__WORK REQUIRED__: From the listing, collect all lines containing the word "Output".

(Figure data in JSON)
%%

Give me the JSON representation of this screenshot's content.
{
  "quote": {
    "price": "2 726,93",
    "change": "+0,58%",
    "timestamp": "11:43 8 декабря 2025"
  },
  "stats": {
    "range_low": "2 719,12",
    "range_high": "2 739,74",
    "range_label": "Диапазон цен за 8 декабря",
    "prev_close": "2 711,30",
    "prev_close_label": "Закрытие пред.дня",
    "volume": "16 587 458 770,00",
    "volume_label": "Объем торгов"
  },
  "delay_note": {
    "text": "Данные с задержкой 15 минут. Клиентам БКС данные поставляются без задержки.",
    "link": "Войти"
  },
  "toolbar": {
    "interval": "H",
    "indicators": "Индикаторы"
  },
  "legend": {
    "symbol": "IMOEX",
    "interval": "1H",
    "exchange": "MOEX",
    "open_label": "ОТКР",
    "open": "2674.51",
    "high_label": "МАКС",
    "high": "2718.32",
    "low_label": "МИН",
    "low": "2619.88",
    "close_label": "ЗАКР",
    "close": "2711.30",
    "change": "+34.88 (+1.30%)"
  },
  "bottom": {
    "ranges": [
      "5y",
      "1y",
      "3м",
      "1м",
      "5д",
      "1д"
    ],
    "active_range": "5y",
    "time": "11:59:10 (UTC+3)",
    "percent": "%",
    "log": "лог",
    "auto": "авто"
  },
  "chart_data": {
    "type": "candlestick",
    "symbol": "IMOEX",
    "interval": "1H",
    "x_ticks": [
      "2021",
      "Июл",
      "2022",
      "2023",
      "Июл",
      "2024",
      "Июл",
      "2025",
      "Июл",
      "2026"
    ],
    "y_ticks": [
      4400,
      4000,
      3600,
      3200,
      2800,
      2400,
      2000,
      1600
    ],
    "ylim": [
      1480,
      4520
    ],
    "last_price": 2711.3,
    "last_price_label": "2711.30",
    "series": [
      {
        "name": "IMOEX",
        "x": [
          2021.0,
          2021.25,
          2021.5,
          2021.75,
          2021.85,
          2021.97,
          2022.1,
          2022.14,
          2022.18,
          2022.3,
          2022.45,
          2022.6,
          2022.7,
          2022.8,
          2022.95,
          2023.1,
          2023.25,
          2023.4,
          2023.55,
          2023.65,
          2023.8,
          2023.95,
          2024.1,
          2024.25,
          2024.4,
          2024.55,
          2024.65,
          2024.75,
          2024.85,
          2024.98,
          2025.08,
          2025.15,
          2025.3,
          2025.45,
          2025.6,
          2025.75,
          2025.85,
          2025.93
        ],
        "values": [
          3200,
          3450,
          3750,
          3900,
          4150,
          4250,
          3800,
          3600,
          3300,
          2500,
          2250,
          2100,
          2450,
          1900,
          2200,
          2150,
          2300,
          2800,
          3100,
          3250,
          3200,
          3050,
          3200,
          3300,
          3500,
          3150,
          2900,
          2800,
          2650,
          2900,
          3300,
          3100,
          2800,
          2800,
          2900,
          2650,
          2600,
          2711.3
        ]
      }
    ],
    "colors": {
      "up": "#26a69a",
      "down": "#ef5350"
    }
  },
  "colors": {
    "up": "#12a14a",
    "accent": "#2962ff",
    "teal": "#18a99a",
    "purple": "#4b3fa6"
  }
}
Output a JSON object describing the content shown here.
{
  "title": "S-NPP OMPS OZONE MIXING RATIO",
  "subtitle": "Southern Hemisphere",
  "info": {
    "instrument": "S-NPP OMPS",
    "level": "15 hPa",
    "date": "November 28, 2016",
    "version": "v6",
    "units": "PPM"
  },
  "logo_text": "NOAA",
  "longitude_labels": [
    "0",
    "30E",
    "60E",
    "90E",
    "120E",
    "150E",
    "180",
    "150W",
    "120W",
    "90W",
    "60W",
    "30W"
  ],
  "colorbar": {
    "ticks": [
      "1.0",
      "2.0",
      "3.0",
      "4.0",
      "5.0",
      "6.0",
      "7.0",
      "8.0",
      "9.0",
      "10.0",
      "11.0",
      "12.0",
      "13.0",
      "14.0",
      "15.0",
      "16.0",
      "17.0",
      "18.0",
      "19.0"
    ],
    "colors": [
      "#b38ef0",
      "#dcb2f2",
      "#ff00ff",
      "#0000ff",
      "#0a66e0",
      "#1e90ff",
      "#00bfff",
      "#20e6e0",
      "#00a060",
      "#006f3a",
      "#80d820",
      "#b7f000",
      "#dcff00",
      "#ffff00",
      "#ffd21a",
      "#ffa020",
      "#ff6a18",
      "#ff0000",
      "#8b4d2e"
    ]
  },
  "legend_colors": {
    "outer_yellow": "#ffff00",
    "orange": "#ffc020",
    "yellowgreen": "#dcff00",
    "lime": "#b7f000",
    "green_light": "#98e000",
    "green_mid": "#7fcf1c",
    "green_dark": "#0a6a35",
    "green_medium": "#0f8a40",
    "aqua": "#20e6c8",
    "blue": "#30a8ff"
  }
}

%%
%%

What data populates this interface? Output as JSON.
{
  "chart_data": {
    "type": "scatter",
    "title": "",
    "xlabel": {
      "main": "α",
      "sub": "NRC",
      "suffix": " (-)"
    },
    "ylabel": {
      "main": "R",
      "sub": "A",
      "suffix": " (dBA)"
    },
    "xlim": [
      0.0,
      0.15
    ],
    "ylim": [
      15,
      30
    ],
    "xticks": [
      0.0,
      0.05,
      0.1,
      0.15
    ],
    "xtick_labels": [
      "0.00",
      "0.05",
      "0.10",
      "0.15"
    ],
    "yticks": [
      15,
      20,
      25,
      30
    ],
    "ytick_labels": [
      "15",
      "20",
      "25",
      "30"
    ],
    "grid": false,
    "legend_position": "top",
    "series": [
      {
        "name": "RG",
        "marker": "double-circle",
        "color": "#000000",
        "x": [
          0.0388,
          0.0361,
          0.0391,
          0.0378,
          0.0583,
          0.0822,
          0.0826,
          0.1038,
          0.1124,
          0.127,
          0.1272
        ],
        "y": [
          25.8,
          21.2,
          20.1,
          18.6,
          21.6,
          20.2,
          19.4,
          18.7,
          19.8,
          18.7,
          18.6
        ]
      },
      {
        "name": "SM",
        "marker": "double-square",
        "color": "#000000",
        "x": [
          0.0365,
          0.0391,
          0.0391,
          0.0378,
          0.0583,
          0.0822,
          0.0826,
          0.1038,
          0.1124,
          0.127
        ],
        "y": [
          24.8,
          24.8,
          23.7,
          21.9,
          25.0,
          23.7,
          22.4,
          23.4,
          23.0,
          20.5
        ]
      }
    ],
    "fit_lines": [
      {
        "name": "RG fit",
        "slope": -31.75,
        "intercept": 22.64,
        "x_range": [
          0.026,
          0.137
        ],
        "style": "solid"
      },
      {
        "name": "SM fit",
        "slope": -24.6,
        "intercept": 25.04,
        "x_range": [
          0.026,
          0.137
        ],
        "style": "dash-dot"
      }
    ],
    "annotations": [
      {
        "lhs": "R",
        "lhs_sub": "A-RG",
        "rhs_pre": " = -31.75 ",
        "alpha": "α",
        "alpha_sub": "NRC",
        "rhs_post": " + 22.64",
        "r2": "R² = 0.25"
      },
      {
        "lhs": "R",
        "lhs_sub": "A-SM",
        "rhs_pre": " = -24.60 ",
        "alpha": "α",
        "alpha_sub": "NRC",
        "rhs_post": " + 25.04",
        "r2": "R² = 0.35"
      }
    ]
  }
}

%%

__REPLY__:
Output a JSON object describing the content shown here.
What data populates this interface? Output as JSON.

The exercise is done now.